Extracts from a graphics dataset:
.....
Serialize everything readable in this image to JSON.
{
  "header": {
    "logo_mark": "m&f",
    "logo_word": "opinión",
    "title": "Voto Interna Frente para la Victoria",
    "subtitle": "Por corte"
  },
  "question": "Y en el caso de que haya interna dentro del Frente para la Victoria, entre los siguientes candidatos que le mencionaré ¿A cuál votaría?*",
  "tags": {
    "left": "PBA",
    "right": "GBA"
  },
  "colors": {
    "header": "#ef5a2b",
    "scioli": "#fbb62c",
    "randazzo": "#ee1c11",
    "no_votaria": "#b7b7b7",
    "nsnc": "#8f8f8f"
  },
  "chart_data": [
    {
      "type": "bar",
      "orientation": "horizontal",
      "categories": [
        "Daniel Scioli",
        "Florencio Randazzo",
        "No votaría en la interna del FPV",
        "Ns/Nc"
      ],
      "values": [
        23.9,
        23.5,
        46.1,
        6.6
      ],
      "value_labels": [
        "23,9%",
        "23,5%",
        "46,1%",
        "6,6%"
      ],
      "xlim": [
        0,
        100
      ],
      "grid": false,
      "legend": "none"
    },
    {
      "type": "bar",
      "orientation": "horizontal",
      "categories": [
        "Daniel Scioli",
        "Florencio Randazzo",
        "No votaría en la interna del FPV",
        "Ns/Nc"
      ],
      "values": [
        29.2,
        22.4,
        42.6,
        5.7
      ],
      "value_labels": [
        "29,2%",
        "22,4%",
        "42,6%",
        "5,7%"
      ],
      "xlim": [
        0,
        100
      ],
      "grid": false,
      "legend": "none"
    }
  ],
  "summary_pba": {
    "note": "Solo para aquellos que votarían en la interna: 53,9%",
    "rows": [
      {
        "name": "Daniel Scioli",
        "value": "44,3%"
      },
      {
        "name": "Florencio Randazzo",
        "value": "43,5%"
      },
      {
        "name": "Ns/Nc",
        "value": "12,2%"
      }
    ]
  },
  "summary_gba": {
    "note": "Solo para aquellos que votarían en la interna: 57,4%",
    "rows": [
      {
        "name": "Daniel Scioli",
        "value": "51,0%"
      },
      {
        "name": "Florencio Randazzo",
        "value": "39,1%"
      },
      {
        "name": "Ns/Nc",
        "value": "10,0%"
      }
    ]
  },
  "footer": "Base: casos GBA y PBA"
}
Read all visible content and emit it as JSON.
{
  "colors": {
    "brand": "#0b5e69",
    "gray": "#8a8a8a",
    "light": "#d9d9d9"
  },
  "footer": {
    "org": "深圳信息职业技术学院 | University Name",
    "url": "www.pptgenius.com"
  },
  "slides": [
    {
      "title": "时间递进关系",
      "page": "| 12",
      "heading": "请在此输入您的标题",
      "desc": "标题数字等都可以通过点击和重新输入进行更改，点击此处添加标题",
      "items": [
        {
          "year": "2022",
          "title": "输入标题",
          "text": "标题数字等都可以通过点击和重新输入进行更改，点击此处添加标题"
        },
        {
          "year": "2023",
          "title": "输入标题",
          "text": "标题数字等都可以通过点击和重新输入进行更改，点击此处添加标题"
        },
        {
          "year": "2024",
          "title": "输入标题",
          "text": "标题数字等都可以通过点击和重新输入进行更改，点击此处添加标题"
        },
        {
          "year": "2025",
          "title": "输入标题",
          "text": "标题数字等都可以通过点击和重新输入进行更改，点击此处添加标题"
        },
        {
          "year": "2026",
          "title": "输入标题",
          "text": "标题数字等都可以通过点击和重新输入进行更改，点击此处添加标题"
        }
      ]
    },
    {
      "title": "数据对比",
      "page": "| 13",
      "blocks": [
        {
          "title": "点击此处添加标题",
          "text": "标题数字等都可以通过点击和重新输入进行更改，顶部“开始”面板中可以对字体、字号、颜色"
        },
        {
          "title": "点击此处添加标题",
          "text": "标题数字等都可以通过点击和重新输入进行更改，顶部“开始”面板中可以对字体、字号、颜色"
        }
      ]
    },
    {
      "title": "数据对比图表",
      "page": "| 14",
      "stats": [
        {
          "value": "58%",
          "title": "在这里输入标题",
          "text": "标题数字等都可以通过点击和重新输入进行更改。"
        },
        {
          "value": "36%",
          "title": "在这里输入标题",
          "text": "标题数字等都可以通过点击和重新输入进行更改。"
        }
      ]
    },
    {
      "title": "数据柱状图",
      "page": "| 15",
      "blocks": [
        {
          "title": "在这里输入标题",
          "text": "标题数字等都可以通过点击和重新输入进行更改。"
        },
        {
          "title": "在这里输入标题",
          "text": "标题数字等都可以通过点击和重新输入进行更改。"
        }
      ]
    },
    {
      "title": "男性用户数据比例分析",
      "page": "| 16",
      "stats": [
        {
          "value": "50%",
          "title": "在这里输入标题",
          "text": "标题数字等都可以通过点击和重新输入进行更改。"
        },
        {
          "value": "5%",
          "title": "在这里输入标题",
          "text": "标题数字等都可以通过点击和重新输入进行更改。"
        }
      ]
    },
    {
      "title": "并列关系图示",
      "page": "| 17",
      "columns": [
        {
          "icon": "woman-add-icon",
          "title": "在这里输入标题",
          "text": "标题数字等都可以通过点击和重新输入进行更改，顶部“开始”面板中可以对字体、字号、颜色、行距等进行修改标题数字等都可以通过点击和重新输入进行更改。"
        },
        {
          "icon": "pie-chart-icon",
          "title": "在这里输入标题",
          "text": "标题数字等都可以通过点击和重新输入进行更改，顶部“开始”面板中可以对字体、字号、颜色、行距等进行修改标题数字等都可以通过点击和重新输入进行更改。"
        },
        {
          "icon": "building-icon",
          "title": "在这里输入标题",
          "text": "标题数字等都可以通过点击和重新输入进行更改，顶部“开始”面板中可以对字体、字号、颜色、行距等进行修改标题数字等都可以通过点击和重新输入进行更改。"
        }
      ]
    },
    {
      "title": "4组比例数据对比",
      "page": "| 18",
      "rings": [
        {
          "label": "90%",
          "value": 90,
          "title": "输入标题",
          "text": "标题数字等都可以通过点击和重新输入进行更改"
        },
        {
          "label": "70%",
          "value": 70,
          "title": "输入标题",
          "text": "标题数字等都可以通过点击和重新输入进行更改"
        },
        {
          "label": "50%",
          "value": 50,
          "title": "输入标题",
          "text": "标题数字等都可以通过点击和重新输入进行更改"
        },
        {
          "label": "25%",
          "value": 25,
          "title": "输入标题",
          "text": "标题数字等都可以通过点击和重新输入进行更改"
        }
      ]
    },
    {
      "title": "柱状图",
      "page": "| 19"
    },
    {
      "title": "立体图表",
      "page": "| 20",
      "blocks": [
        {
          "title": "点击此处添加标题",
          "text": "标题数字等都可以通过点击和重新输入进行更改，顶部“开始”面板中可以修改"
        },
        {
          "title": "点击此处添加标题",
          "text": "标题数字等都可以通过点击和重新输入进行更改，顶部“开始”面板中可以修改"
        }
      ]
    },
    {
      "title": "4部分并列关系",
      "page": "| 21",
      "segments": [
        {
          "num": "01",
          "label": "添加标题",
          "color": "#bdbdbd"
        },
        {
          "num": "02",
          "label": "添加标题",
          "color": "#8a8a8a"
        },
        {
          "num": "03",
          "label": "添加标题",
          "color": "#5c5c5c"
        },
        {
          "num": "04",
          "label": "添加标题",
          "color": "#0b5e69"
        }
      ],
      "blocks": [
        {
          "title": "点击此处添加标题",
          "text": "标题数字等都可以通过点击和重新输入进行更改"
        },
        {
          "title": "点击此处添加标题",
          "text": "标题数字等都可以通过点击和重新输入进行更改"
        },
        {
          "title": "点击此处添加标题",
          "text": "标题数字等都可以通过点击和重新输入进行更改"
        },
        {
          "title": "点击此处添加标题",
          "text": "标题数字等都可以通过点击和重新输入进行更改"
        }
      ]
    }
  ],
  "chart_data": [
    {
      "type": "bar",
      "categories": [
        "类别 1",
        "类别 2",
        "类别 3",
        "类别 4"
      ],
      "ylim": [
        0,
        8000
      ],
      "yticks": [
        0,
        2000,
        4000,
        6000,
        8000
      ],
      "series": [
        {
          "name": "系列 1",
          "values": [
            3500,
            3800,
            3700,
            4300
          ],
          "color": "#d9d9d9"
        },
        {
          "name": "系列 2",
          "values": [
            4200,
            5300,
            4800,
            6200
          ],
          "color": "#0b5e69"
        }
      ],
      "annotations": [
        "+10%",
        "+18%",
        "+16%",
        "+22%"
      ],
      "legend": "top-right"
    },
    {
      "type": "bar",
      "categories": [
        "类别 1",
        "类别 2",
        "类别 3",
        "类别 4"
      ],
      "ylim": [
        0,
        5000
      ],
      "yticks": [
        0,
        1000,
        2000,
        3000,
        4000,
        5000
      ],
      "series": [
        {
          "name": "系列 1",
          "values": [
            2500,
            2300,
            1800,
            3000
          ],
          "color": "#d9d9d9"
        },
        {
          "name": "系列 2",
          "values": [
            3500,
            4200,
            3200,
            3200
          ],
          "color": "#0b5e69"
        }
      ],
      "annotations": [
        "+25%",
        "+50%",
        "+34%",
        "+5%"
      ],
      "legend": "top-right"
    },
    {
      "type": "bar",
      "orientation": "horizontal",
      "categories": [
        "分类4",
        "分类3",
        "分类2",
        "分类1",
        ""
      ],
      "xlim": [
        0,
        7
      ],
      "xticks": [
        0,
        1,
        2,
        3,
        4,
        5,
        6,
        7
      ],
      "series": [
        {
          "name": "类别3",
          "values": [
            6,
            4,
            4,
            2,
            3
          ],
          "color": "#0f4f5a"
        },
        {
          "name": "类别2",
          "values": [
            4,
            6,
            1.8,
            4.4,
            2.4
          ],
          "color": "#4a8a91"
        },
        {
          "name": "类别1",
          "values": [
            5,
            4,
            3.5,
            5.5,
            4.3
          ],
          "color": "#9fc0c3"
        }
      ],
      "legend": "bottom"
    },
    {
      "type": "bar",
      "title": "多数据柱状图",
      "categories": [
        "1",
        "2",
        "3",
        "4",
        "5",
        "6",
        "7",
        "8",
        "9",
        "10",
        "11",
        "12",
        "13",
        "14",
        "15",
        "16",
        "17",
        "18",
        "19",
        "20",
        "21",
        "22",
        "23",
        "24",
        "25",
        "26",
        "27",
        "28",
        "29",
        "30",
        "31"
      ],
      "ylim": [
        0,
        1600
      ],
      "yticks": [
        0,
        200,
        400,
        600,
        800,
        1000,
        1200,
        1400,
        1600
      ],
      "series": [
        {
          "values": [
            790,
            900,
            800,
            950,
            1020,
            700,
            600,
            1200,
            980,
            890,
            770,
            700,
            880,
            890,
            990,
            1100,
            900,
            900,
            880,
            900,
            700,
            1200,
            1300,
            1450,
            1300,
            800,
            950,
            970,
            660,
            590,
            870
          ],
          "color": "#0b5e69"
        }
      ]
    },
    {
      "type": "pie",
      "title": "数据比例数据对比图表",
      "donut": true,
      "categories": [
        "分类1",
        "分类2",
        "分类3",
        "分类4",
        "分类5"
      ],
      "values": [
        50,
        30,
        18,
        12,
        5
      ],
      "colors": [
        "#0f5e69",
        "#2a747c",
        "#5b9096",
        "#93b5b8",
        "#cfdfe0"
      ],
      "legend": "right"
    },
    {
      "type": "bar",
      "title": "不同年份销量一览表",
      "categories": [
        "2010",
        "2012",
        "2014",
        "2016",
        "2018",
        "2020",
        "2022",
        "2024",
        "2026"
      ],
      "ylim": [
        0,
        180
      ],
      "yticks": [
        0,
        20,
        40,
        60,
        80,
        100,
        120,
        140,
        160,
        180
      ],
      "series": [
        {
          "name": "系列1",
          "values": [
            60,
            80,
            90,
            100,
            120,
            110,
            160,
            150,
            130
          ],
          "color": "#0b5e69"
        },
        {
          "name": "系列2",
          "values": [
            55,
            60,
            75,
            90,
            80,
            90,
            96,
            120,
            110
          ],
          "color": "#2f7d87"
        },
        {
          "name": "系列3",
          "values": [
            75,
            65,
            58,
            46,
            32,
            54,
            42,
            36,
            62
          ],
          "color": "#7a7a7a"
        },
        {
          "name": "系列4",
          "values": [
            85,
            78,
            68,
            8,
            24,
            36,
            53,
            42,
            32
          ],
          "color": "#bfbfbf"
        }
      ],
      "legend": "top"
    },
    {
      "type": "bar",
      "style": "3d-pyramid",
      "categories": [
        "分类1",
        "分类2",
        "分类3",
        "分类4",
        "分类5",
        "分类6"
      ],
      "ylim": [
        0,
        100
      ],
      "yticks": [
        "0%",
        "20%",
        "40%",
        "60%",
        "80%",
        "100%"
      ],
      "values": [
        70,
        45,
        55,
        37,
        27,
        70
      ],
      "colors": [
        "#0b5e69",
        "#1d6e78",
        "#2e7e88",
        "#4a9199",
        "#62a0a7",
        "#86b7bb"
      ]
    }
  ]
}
.....
From the listing above, collect every line that mentions the word "para".

    "title": "Voto Interna Frente para la Victoria",
  "question": "Y en el caso de que haya interna dentro del Frente para la Victoria, entre los siguientes candidatos que le mencionaré ¿A cuál votaría?*",
    "note": "Solo para aquellos que votarían en la interna: 53,9%",
    "note": "Solo para aquellos que votarían en la interna: 57,4%",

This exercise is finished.